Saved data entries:
—————
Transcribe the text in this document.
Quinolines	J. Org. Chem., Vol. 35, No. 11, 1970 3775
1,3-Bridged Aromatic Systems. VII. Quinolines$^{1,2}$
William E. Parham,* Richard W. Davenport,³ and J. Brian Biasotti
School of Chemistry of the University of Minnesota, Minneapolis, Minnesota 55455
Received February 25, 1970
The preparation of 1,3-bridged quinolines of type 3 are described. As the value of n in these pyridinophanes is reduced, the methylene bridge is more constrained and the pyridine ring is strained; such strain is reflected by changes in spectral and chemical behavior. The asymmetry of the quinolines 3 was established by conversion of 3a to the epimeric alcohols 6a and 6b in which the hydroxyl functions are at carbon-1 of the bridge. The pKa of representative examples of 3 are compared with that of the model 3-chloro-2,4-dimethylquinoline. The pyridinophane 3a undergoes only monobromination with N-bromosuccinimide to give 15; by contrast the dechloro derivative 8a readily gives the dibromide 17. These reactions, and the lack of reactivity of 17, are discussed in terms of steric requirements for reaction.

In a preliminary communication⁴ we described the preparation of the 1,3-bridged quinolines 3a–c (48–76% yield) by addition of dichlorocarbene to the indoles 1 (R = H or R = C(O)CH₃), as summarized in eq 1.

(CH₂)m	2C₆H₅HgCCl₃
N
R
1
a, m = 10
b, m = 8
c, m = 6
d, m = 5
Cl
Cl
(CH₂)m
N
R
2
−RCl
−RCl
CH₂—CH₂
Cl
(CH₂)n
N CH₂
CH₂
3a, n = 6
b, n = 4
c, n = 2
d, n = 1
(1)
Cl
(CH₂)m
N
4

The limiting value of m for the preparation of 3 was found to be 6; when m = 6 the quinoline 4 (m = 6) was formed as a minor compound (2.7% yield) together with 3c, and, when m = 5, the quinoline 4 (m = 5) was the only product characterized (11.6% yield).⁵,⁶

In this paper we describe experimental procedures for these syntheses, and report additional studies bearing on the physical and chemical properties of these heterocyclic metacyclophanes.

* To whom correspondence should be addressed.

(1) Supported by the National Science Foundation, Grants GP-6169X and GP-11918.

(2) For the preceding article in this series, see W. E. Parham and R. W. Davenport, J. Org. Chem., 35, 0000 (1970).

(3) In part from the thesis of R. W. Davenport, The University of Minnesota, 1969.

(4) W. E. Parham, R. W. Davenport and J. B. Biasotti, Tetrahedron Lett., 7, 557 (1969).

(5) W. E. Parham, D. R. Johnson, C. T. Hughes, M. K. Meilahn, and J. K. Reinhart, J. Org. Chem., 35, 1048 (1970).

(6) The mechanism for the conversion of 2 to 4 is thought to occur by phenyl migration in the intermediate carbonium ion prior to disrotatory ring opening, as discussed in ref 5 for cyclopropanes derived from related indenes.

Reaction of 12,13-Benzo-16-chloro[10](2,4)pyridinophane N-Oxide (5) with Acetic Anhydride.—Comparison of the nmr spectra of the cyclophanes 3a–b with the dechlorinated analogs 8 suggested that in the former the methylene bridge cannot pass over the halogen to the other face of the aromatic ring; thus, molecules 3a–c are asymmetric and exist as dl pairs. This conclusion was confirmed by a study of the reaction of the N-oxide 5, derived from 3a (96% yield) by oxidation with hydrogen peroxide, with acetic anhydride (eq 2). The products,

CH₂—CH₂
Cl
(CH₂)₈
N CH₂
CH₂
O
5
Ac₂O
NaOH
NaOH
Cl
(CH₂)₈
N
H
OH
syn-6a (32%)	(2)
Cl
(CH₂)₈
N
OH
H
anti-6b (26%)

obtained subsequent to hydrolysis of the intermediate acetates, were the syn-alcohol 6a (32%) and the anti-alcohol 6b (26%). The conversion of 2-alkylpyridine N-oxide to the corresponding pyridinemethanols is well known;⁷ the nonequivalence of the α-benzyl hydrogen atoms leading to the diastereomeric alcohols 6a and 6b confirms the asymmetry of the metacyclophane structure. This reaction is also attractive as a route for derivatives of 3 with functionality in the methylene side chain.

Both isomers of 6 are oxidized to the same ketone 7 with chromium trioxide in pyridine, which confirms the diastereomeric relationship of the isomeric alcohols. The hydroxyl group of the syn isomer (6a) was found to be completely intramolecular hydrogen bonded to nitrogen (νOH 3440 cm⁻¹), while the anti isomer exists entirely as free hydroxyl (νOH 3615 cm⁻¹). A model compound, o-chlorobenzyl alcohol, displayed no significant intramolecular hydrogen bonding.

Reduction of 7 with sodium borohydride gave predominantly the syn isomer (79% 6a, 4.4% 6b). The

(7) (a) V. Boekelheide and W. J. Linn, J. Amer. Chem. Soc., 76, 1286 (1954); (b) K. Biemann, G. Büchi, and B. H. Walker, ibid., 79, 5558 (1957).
—————
_Exercise_.
Quote all of the entries exactly as they appear.

_Written solution_.
Transcribe the text in this document.
Quinolines	J. Org. Chem., Vol. 35, No. 11, 1970 3775
1,3-Bridged Aromatic Systems. VII. Quinolines$^{1,2}$
William E. Parham,* Richard W. Davenport,³ and J. Brian Biasotti
School of Chemistry of the University of Minnesota, Minneapolis, Minnesota 55455
Received February 25, 1970
The preparation of 1,3-bridged quinolines of type 3 are described. As the value of n in these pyridinophanes is reduced, the methylene bridge is more constrained and the pyridine ring is strained; such strain is reflected by changes in spectral and chemical behavior. The asymmetry of the quinolines 3 was established by conversion of 3a to the epimeric alcohols 6a and 6b in which the hydroxyl functions are at carbon-1 of the bridge. The pKa of representative examples of 3 are compared with that of the model 3-chloro-2,4-dimethylquinoline. The pyridinophane 3a undergoes only monobromination with N-bromosuccinimide to give 15; by contrast the dechloro derivative 8a readily gives the dibromide 17. These reactions, and the lack of reactivity of 17, are discussed in terms of steric requirements for reaction.

In a preliminary communication⁴ we described the preparation of the 1,3-bridged quinolines 3a–c (48–76% yield) by addition of dichlorocarbene to the indoles 1 (R = H or R = C(O)CH₃), as summarized in eq 1.

(CH₂)m	2C₆H₅HgCCl₃
N
R
1
a, m = 10
b, m = 8
c, m = 6
d, m = 5
Cl
Cl
(CH₂)m
N
R
2
−RCl
−RCl
CH₂—CH₂
Cl
(CH₂)n
N CH₂
CH₂
3a, n = 6
b, n = 4
c, n = 2
d, n = 1
(1)
Cl
(CH₂)m
N
4

The limiting value of m for the preparation of 3 was found to be 6; when m = 6 the quinoline 4 (m = 6) was formed as a minor compound (2.7% yield) together with 3c, and, when m = 5, the quinoline 4 (m = 5) was the only product characterized (11.6% yield).⁵,⁶

In this paper we describe experimental procedures for these syntheses, and report additional studies bearing on the physical and chemical properties of these heterocyclic metacyclophanes.

* To whom correspondence should be addressed.

(1) Supported by the National Science Foundation, Grants GP-6169X and GP-11918.

(2) For the preceding article in this series, see W. E. Parham and R. W. Davenport, J. Org. Chem., 35, 0000 (1970).

(3) In part from the thesis of R. W. Davenport, The University of Minnesota, 1969.

(4) W. E. Parham, R. W. Davenport and J. B. Biasotti, Tetrahedron Lett., 7, 557 (1969).

(5) W. E. Parham, D. R. Johnson, C. T. Hughes, M. K. Meilahn, and J. K. Reinhart, J. Org. Chem., 35, 1048 (1970).

(6) The mechanism for the conversion of 2 to 4 is thought to occur by phenyl migration in the intermediate carbonium ion prior to disrotatory ring opening, as discussed in ref 5 for cyclopropanes derived from related indenes.

Reaction of 12,13-Benzo-16-chloro[10](2,4)pyridinophane N-Oxide (5) with Acetic Anhydride.—Comparison of the nmr spectra of the cyclophanes 3a–b with the dechlorinated analogs 8 suggested that in the former the methylene bridge cannot pass over the halogen to the other face of the aromatic ring; thus, molecules 3a–c are asymmetric and exist as dl pairs. This conclusion was confirmed by a study of the reaction of the N-oxide 5, derived from 3a (96% yield) by oxidation with hydrogen peroxide, with acetic anhydride (eq 2). The products,

CH₂—CH₂
Cl
(CH₂)₈
N CH₂
CH₂
O
5
Ac₂O
NaOH
NaOH
Cl
(CH₂)₈
N
H
OH
syn-6a (32%)	(2)
Cl
(CH₂)₈
N
OH
H
anti-6b (26%)

obtained subsequent to hydrolysis of the intermediate acetates, were the syn-alcohol 6a (32%) and the anti-alcohol 6b (26%). The conversion of 2-alkylpyridine N-oxide to the corresponding pyridinemethanols is well known;⁷ the nonequivalence of the α-benzyl hydrogen atoms leading to the diastereomeric alcohols 6a and 6b confirms the asymmetry of the metacyclophane structure. This reaction is also attractive as a route for derivatives of 3 with functionality in the methylene side chain.

Both isomers of 6 are oxidized to the same ketone 7 with chromium trioxide in pyridine, which confirms the diastereomeric relationship of the isomeric alcohols. The hydroxyl group of the syn isomer (6a) was found to be completely intramolecular hydrogen bonded to nitrogen (νOH 3440 cm⁻¹), while the anti isomer exists entirely as free hydroxyl (νOH 3615 cm⁻¹). A model compound, o-chlorobenzyl alcohol, displayed no significant intramolecular hydrogen bonding.

Reduction of 7 with sodium borohydride gave predominantly the syn isomer (79% 6a, 4.4% 6b). The

(7) (a) V. Boekelheide and W. J. Linn, J. Amer. Chem. Soc., 76, 1286 (1954); (b) K. Biemann, G. Büchi, and B. H. Walker, ibid., 79, 5558 (1957).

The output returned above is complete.